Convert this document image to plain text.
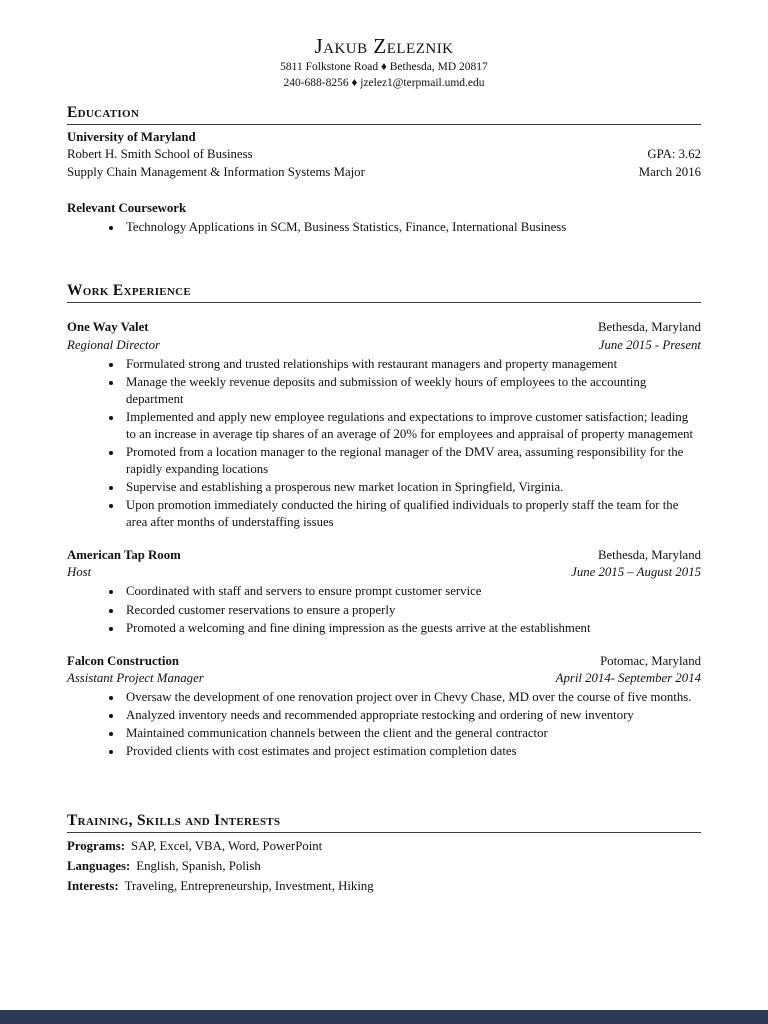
Jakub Zeleznik
5811 Folkstone Road ♦ Bethesda, MD 20817
240-688-8256 ♦ jzelez1@terpmail.umd.edu
Education
University of Maryland
Robert H. Smith School of Business	GPA: 3.62
Supply Chain Management & Information Systems Major	March 2016
Relevant Coursework
• Technology Applications in SCM, Business Statistics, Finance, International Business
Work Experience
One Way Valet	Bethesda, Maryland
Regional Director	June 2015 - Present
• Formulated strong and trusted relationships with restaurant managers and property management
• Manage the weekly revenue deposits and submission of weekly hours of employees to the accounting department
• Implemented and apply new employee regulations and expectations to improve customer satisfaction; leading to an increase in average tip shares of an average of 20% for employees and appraisal of property management
• Promoted from a location manager to the regional manager of the DMV area, assuming responsibility for the rapidly expanding locations
• Supervise and establishing a prosperous new market location in Springfield, Virginia.
• Upon promotion immediately conducted the hiring of qualified individuals to properly staff the team for the area after months of understaffing issues
American Tap Room	Bethesda, Maryland
Host	June 2015 – August 2015
• Coordinated with staff and servers to ensure prompt customer service
• Recorded customer reservations to ensure a properly
• Promoted a welcoming and fine dining impression as the guests arrive at the establishment
Falcon Construction	Potomac, Maryland
Assistant Project Manager	April 2014- September 2014
• Oversaw the development of one renovation project over in Chevy Chase, MD over the course of five months.
• Analyzed inventory needs and recommended appropriate restocking and ordering of new inventory
• Maintained communication channels between the client and the general contractor
• Provided clients with cost estimates and project estimation completion dates
Training, Skills and Interests
Programs: SAP, Excel, VBA, Word, PowerPoint
Languages: English, Spanish, Polish
Interests: Traveling, Entrepreneurship, Investment, Hiking
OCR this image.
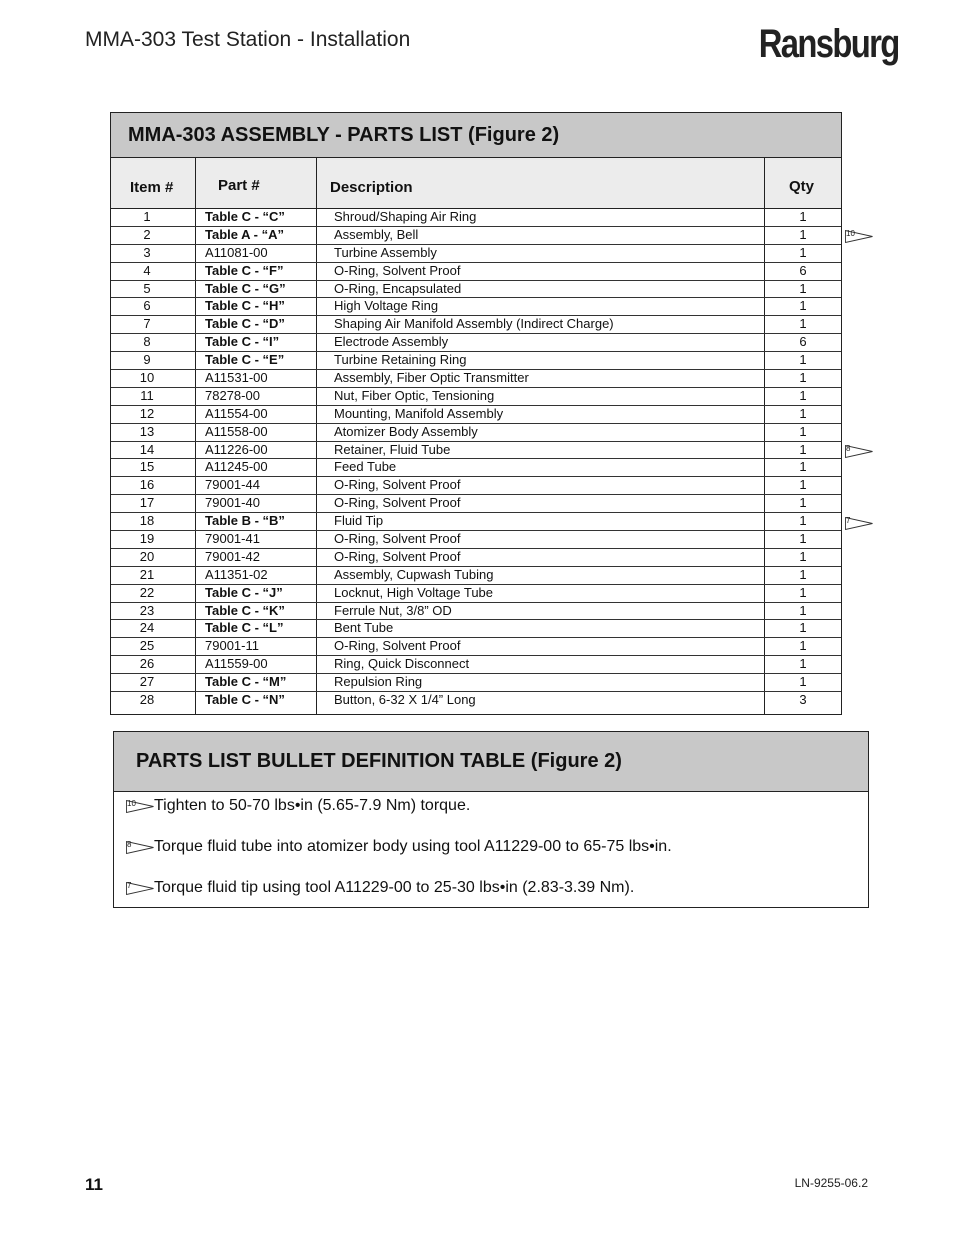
MMA-303 Test Station - Installation	Ransburg
MMA-303 ASSEMBLY - PARTS LIST (Figure 2)
Item #	Part #	Description	Qty
1	Table C - “C”	Shroud/Shaping Air Ring	1
2	Table A - “A”	Assembly, Bell	1
3	A11081-00	Turbine Assembly	1
4	Table C - “F”	O-Ring, Solvent Proof	6
5	Table C - “G”	O-Ring, Encapsulated	1
6	Table C - “H”	High Voltage Ring	1
7	Table C - “D”	Shaping Air Manifold Assembly (Indirect Charge)	1
8	Table C - “I”	Electrode Assembly	6
9	Table C - “E”	Turbine Retaining Ring	1
10	A11531-00	Assembly, Fiber Optic Transmitter	1
11	78278-00	Nut, Fiber Optic, Tensioning	1
12	A11554-00	Mounting, Manifold Assembly	1
13	A11558-00	Atomizer Body Assembly	1
14	A11226-00	Retainer, Fluid Tube	1
15	A11245-00	Feed Tube	1
16	79001-44	O-Ring, Solvent Proof	1
17	79001-40	O-Ring, Solvent Proof	1
18	Table B - “B”	Fluid Tip	1
19	79001-41	O-Ring, Solvent Proof	1
20	79001-42	O-Ring, Solvent Proof	1
21	A11351-02	Assembly, Cupwash Tubing	1
22	Table C - “J”	Locknut, High Voltage Tube	1
23	Table C - “K”	Ferrule Nut, 3/8” OD	1
24	Table C - “L”	Bent Tube	1
25	79001-11	O-Ring, Solvent Proof	1
26	A11559-00	Ring, Quick Disconnect	1
27	Table C - “M”	Repulsion Ring	1
28	Table C - “N”	Button, 6-32 X 1/4” Long	3
10
8
7
PARTS LIST BULLET DEFINITION TABLE (Figure 2)
10 Tighten to 50-70 lbs•in (5.65-7.9 Nm) torque.
8 Torque fluid tube into atomizer body using tool A11229-00 to 65-75 lbs•in.
7 Torque fluid tip using tool A11229-00 to 25-30 lbs•in (2.83-3.39 Nm).
11	LN-9255-06.2
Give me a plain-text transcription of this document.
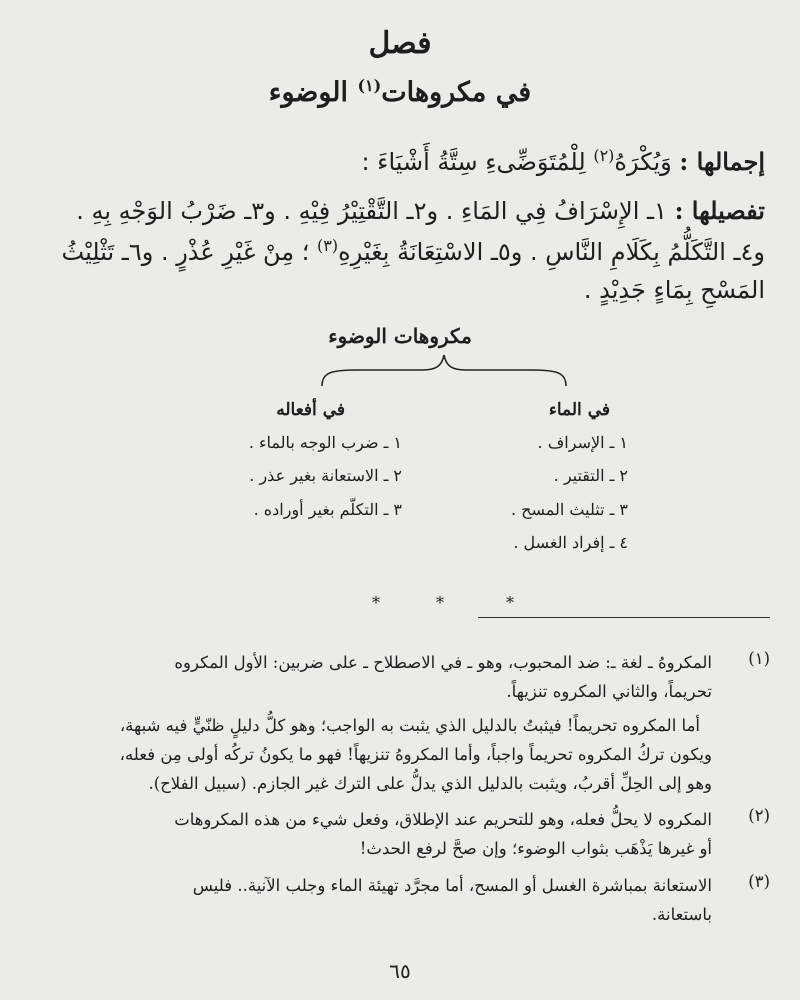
فصل
في مكروهات$^{(١)}$ الوضوء
إجمالها : وَيُكْرَهُ$^{(٢)}$ لِلْمُتَوَضِّىءِ سِتَّةُ أَشْيَاءَ :
تفصيلها : ١ـ الإِسْرَافُ فِي المَاءِ . و٢ـ التَّقْتِيْرُ فِيْهِ . و٣ـ ضَرْبُ الوَجْهِ بِهِ .
و٤ـ التَّكَلُّمُ بِكَلَامِ النَّاسِ . و٥ـ الاسْتِعَانَةُ بِغَيْرِهِ$^{(٣)}$ ؛ مِنْ غَيْرِ عُذْرٍ . و٦ـ تَثْلِيْثُ
المَسْحِ بِمَاءٍ جَدِيْدٍ .
مكروهات الوضوء
في الماء
في أفعاله
١ ـ الإسراف .
٢ ـ التقتير .
٣ ـ تثليث المسح .
٤ ـ إفراد الغسل .
١ ـ ضرب الوجه بالماء .
٢ ـ الاستعانة بغير عذر .
٣ ـ التكلّم بغير أوراده .
*	*	*
(١)
المكروهُ ـ لغة ـ: ضد المحبوب، وهو ـ في الاصطلاح ـ على ضربين: الأول المكروه
تحريماً، والثاني المكروه تنزيهاً.
أما المكروه تحريماً! فيثبتُ بالدليل الذي يثبت به الواجب؛ وهو كلُّ دليلٍ ظنّيٍّ فيه شبهة،
ويكون تركُ المكروه تحريماً واجباً، وأما المكروهُ تنزيهاً! فهو ما يكونُ تركُه أولى مِن فعله،
وهو إلى الحِلِّ أقربُ، ويثبت بالدليل الذي يدلُّ على الترك غير الجازم. (سبيل الفلاح).
(٢)
المكروه لا يحلُّ فعله، وهو للتحريم عند الإطلاق، وفعل شيء من هذه المكروهات
أو غيرها يَذْهَب بثواب الوضوء؛ وإن صحَّ لرفع الحدث!
(٣)
الاستعانة بمباشرة الغسل أو المسح، أما مجرَّد تهيئة الماء وجلب الآنية.. فليس
باستعانة.
٦٥
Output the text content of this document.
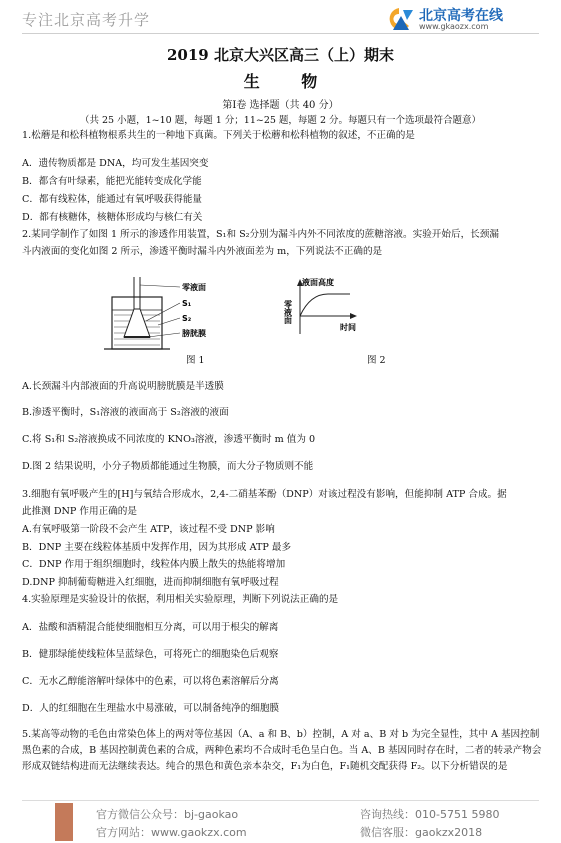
专注北京高考升学	北京高考在线
www.gkaozx.com
2019 北京大兴区高三（上）期末
生 物
第Ⅰ卷 选择题（共 40 分）
（共 25 小题，1~10 题，每题 1 分；11~25 题，每题 2 分。每题只有一个选项最符合题意）
1.松蘑是和松科植物根系共生的一种地下真菌。下列关于松蘑和松科植物的叙述，不正确的是
A．遗传物质都是 DNA，均可发生基因突变
B．都含有叶绿素，能把光能转变成化学能
C．都有线粒体，能通过有氧呼吸获得能量
D．都有核糖体，核糖体形成均与核仁有关
2.某同学制作了如图 1 所示的渗透作用装置，S₁和 S₂分别为漏斗内外不同浓度的蔗糖溶液。实验开始后，长颈漏
斗内液面的变化如图 2 所示，渗透平衡时漏斗内外液面差为 m，下列说法不正确的是
零液面
S₁
S₂
膀胱膜
图 1
液面高度
时间
零液面
图 2
A.长颈漏斗内部液面的升高说明膀胱膜是半透膜
B.渗透平衡时，S₁溶液的液面高于 S₂溶液的液面
C.将 S₁和 S₂溶液换成不同浓度的 KNO₃溶液，渗透平衡时 m 值为 0
D.图 2 结果说明，小分子物质都能通过生物膜，而大分子物质则不能
3.细胞有氧呼吸产生的[H]与氧结合形成水，2,4-二硝基苯酚（DNP）对该过程没有影响，但能抑制 ATP 合成。据
此推测 DNP 作用正确的是
A.有氧呼吸第一阶段不会产生 ATP，该过程不受 DNP 影响
B．DNP 主要在线粒体基质中发挥作用，因为其形成 ATP 最多
C．DNP 作用于组织细胞时，线粒体内膜上散失的热能将增加
D.DNP 抑制葡萄糖进入红细胞，进而抑制细胞有氧呼吸过程
4.实验原理是实验设计的依据，利用相关实验原理，判断下列说法正确的是
A．盐酸和酒精混合能使细胞相互分离，可以用于根尖的解离
B．健那绿能使线粒体呈蓝绿色，可将死亡的细胞染色后观察
C．无水乙醇能溶解叶绿体中的色素，可以将色素溶解后分离
D．人的红细胞在生理盐水中易涨破，可以制备纯净的细胞膜
5.某高等动物的毛色由常染色体上的两对等位基因（A、a 和 B、b）控制，A 对 a、B 对 b 为完全显性，其中 A 基因控制黑色素的合成，B 基因控制黄色素的合成，两种色素均不合成时毛色呈白色。当 A、B 基因同时存在时，二者的转录产物会形成双链结构进而无法继续表达。纯合的黑色和黄色亲本杂交，F₁为白色，F₁随机交配获得 F₂。以下分析错误的是
官方微信公众号：bj-gaokao
官方网站：www.gaokzx.com
咨询热线：010-5751 5980
微信客服：gaokzx2018
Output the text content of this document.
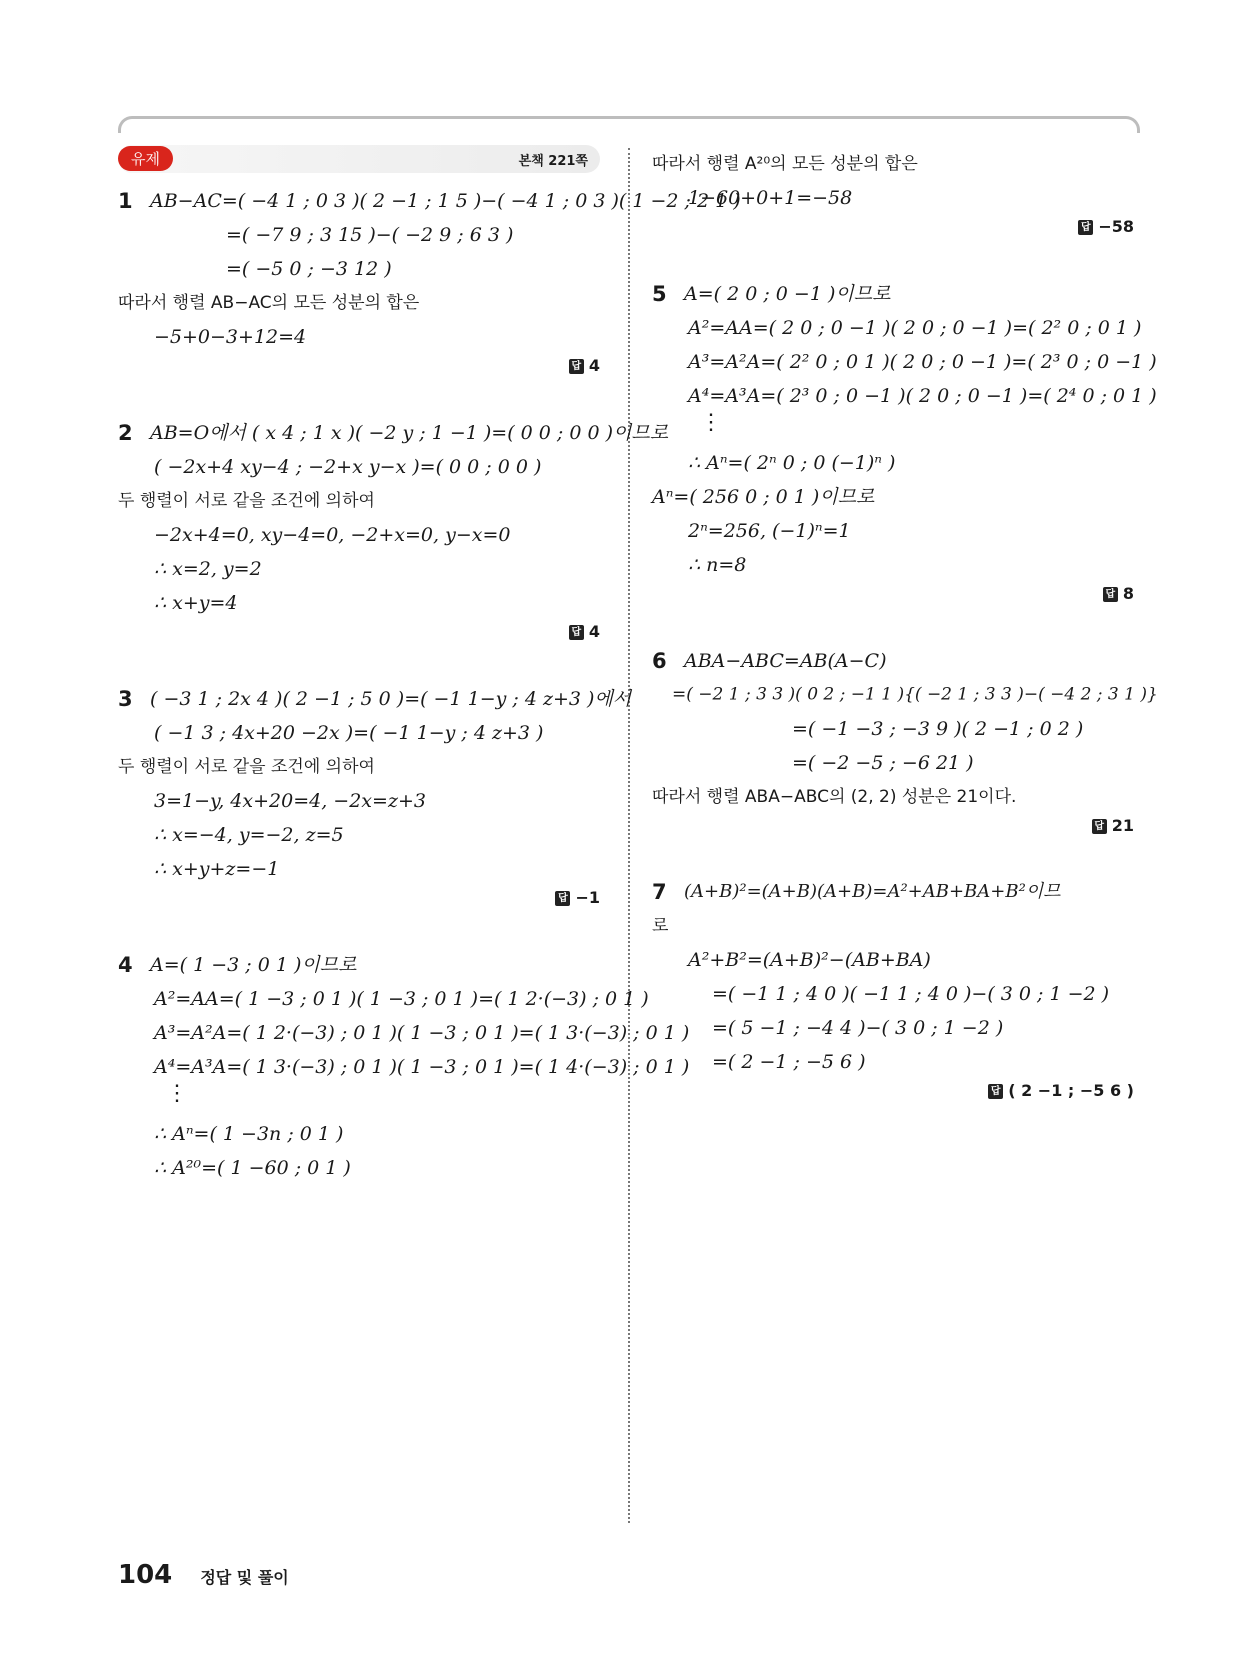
유제	본책 221쪽
1 AB−AC=( −4 1 ; 0 3 )( 2 −1 ; 1 5 )−( −4 1 ; 0 3 )( 1 −2 ; 2 1 )
=( −7 9 ; 3 15 )−( −2 9 ; 6 3 )
=( −5 0 ; −3 12 )
따라서 행렬 AB−AC의 모든 성분의 합은
−5+0−3+12=4
답 4
2 AB=O에서 ( x 4 ; 1 x )( −2 y ; 1 −1 )=( 0 0 ; 0 0 )이므로
( −2x+4 xy−4 ; −2+x y−x )=( 0 0 ; 0 0 )
두 행렬이 서로 같을 조건에 의하여
−2x+4=0, xy−4=0, −2+x=0, y−x=0
∴ x=2, y=2
∴ x+y=4
답 4
3 ( −3 1 ; 2x 4 )( 2 −1 ; 5 0 )=( −1 1−y ; 4 z+3 )에서
( −1 3 ; 4x+20 −2x )=( −1 1−y ; 4 z+3 )
두 행렬이 서로 같을 조건에 의하여
3=1−y, 4x+20=4, −2x=z+3
∴ x=−4, y=−2, z=5
∴ x+y+z=−1
답 −1
4 A=( 1 −3 ; 0 1 )이므로
A²=AA=( 1 −3 ; 0 1 )( 1 −3 ; 0 1 )=( 1 2·(−3) ; 0 1 )
A³=A²A=( 1 2·(−3) ; 0 1 )( 1 −3 ; 0 1 )=( 1 3·(−3) ; 0 1 )
A⁴=A³A=( 1 3·(−3) ; 0 1 )( 1 −3 ; 0 1 )=( 1 4·(−3) ; 0 1 )
⋮
∴ Aⁿ=( 1 −3n ; 0 1 )
∴ A²⁰=( 1 −60 ; 0 1 )
따라서 행렬 A²⁰의 모든 성분의 합은
1−60+0+1=−58
답 −58
5 A=( 2 0 ; 0 −1 )이므로
A²=AA=( 2 0 ; 0 −1 )( 2 0 ; 0 −1 )=( 2² 0 ; 0 1 )
A³=A²A=( 2² 0 ; 0 1 )( 2 0 ; 0 −1 )=( 2³ 0 ; 0 −1 )
A⁴=A³A=( 2³ 0 ; 0 −1 )( 2 0 ; 0 −1 )=( 2⁴ 0 ; 0 1 )
⋮
∴ Aⁿ=( 2ⁿ 0 ; 0 (−1)ⁿ )
Aⁿ=( 256 0 ; 0 1 )이므로
2ⁿ=256, (−1)ⁿ=1
∴ n=8
답 8
6 ABA−ABC=AB(A−C)
=( −2 1 ; 3 3 )( 0 2 ; −1 1 ){( −2 1 ; 3 3 )−( −4 2 ; 3 1 )}
=( −1 −3 ; −3 9 )( 2 −1 ; 0 2 )
=( −2 −5 ; −6 21 )
따라서 행렬 ABA−ABC의 (2, 2) 성분은 21이다.
답 21
7 (A+B)²=(A+B)(A+B)=A²+AB+BA+B²이므
로
A²+B²=(A+B)²−(AB+BA)
=( −1 1 ; 4 0 )( −1 1 ; 4 0 )−( 3 0 ; 1 −2 )
=( 5 −1 ; −4 4 )−( 3 0 ; 1 −2 )
=( 2 −1 ; −5 6 )
답 ( 2 −1 ; −5 6 )
104 정답 및 풀이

■ **What to work on**
Where a line in the entries holds "using", copy that line.

■ **Exercise answer**
8 Torque fluid tube into atomizer body using tool A11229-00 to 65-75 lbs•in.
7 Torque fluid tip using tool A11229-00 to 25-30 lbs•in (2.83-3.39 Nm).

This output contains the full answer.